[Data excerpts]
[Begin]

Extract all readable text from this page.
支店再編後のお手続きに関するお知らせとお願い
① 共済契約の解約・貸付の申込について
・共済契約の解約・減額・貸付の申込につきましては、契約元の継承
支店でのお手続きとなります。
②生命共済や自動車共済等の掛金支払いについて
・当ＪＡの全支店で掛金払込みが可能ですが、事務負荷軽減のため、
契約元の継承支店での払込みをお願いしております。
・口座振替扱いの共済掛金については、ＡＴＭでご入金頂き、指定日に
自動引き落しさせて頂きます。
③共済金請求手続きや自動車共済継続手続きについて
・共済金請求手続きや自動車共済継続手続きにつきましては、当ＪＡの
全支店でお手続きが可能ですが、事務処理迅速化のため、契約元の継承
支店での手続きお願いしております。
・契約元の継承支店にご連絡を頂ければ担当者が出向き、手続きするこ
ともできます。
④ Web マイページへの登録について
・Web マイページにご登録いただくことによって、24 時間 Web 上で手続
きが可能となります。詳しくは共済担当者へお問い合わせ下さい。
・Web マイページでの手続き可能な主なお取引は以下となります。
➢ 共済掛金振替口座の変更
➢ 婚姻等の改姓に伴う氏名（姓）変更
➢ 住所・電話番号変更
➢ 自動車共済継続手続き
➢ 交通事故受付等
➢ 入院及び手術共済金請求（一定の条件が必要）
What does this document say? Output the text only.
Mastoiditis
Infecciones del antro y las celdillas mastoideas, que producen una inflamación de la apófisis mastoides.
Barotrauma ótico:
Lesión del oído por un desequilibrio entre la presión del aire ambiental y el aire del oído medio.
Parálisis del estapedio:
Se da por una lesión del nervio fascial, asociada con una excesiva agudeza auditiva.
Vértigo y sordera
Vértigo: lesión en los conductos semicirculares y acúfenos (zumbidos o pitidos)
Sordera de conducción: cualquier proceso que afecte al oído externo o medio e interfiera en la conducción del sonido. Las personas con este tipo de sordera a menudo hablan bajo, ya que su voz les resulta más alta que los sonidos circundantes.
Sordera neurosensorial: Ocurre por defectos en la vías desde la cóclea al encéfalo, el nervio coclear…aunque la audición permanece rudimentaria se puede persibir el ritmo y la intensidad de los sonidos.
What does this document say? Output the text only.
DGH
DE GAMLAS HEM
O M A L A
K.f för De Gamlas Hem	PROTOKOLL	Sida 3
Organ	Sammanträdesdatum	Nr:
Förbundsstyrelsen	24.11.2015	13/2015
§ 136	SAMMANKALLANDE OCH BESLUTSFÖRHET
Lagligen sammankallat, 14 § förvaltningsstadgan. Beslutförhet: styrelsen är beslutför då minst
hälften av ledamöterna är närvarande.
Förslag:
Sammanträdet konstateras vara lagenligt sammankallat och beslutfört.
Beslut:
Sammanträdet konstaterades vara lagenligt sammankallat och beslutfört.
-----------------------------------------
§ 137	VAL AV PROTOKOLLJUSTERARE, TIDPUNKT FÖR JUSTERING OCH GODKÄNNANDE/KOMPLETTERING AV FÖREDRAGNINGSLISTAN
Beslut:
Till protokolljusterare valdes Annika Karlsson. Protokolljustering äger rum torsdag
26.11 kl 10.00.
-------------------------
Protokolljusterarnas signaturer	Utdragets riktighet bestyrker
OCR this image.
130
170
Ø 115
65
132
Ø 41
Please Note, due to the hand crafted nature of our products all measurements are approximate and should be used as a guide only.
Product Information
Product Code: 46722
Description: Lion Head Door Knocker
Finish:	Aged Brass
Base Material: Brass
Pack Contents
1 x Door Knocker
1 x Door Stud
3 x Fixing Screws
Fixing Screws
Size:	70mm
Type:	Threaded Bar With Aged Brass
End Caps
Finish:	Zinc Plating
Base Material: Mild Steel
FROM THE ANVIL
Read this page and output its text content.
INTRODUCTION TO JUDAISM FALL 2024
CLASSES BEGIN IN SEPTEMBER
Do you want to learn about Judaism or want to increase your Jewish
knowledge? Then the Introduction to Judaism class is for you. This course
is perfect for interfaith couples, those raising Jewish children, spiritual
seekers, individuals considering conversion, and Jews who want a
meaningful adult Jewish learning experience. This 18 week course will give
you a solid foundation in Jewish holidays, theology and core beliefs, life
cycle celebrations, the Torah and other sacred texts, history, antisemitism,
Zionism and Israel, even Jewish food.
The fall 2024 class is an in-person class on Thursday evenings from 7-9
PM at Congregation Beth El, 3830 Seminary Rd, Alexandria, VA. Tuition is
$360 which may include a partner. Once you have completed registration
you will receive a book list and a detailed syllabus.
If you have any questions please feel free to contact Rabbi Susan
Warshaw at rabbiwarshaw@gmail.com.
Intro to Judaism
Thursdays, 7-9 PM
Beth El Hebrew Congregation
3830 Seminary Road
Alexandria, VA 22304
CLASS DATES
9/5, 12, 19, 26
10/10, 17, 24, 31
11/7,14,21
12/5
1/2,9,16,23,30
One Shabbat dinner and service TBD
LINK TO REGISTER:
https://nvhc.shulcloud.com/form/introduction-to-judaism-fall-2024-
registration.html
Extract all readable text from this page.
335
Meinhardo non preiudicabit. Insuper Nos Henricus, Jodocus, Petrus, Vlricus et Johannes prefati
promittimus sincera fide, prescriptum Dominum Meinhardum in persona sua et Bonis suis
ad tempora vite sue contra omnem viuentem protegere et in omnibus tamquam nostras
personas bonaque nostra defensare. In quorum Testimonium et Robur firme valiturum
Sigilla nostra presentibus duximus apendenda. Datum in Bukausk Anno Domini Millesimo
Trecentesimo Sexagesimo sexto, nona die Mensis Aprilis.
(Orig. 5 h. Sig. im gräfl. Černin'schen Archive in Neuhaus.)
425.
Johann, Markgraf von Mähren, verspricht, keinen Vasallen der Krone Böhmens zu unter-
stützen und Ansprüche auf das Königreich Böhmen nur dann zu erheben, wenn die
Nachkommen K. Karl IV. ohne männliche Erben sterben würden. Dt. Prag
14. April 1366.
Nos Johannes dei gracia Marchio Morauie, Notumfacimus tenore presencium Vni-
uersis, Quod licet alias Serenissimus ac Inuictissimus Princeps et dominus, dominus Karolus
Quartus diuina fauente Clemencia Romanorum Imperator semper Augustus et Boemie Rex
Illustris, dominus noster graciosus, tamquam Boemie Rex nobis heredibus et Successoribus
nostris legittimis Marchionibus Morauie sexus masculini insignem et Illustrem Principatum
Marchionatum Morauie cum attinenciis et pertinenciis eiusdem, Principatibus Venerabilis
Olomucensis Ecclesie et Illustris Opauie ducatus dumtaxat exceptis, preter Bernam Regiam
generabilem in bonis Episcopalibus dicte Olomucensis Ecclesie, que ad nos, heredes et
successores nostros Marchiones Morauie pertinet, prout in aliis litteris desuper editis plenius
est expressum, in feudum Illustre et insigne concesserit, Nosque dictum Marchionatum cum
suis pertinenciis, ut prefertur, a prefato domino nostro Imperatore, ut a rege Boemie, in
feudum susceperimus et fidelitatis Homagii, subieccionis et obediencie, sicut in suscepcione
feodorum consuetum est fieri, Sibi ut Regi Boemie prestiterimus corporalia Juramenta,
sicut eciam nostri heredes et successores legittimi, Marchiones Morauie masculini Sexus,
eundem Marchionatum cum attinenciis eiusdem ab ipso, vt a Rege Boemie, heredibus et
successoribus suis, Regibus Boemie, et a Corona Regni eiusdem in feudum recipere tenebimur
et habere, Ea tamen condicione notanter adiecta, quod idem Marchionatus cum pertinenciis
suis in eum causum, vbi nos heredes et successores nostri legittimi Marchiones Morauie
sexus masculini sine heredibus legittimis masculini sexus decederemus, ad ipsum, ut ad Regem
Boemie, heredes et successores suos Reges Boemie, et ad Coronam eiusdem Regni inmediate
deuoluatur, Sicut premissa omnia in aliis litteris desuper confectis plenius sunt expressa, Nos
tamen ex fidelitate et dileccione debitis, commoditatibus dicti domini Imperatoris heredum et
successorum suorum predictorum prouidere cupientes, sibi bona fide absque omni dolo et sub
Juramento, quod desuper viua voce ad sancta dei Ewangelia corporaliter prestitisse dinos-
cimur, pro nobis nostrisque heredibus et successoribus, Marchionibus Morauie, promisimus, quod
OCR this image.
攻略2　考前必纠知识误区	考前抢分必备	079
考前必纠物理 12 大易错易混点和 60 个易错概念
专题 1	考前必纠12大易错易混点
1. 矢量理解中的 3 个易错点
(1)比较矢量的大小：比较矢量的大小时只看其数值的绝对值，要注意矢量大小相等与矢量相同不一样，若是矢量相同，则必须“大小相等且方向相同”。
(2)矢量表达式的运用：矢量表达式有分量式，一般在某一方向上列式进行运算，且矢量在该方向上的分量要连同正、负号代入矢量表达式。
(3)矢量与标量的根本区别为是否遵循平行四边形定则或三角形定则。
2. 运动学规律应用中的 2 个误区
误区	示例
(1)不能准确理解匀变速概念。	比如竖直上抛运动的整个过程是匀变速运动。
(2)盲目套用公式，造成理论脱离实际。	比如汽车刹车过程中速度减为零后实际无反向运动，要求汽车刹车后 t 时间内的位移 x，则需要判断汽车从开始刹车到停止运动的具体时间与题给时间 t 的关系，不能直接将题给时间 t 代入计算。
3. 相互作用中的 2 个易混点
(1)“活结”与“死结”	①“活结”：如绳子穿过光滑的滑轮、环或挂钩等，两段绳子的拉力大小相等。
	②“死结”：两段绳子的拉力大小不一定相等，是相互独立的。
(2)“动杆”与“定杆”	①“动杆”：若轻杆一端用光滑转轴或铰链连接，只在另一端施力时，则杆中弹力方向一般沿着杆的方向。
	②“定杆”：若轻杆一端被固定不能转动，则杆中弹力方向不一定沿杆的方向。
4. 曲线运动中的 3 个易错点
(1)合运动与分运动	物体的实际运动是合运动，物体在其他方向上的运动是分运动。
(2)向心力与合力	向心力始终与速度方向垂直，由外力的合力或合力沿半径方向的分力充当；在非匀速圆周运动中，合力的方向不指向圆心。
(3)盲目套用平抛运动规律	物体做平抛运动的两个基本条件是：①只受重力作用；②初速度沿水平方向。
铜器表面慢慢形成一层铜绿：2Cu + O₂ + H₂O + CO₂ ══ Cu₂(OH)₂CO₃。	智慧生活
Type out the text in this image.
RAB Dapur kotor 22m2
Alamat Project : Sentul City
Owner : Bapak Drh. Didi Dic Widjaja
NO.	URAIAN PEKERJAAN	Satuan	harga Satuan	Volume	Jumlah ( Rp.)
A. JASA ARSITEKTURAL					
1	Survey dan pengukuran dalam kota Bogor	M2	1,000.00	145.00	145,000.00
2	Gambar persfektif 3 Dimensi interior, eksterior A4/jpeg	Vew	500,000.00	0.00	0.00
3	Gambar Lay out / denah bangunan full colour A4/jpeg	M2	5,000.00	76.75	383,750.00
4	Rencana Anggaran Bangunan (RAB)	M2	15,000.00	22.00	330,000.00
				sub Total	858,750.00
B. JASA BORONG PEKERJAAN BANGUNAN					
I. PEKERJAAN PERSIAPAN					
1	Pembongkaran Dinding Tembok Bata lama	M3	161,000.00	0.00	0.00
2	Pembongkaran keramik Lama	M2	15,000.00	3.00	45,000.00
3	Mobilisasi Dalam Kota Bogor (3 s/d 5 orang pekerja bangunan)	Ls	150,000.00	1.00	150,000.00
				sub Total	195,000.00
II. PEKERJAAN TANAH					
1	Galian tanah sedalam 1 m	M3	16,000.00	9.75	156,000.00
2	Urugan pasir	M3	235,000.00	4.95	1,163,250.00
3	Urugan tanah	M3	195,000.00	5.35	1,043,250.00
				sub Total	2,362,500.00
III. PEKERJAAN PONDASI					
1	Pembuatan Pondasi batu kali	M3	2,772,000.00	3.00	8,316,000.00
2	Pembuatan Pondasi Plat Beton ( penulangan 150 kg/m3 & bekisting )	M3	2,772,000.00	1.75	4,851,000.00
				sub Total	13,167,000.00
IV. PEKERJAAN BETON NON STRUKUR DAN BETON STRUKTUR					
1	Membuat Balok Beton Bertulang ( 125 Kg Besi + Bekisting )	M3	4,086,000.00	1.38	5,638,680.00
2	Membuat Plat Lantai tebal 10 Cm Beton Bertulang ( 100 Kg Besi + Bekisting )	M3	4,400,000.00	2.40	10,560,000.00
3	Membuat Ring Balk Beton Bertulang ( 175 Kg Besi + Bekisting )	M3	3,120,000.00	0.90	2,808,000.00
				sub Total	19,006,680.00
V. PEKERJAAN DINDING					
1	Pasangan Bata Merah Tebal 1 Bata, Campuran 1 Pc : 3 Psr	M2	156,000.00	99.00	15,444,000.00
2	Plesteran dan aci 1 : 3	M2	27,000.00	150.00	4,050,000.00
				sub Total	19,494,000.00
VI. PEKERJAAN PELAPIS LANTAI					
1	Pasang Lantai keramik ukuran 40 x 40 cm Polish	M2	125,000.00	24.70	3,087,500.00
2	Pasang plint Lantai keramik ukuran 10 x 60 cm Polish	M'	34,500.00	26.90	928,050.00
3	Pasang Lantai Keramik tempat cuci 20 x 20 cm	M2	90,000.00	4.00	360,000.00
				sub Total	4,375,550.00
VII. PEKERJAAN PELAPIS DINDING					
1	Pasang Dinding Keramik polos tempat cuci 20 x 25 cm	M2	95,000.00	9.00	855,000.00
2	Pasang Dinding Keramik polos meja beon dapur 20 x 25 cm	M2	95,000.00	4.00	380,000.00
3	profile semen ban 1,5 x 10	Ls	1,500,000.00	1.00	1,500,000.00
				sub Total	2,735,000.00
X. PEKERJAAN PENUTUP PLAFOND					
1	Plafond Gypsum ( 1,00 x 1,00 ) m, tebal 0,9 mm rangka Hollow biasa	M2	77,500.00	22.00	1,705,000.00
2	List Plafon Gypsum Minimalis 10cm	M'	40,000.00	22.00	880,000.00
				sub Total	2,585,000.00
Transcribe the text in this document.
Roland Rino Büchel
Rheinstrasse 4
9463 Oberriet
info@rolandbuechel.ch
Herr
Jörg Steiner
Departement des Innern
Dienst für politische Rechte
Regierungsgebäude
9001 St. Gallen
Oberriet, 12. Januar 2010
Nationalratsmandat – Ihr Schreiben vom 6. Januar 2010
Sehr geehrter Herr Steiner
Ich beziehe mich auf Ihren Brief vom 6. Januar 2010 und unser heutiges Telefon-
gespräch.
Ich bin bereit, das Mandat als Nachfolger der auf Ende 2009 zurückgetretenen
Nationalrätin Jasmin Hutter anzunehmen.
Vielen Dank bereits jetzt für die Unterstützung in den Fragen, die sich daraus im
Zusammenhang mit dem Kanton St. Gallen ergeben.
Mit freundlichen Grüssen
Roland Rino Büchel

[End]

TASK DETAILS:
Report every line containing the word "Membuat" from the listing above.

WORKED SOLUTION:
1	Membuat Balok Beton Bertulang ( 125 Kg Besi + Bekisting )	M3	4,086,000.00	1.38	5,638,680.00
2	Membuat Plat Lantai tebal 10 Cm Beton Bertulang ( 100 Kg Besi + Bekisting )	M3	4,400,000.00	2.40	10,560,000.00
3	Membuat Ring Balk Beton Bertulang ( 175 Kg Besi + Bekisting )	M3	3,120,000.00	0.90	2,808,000.00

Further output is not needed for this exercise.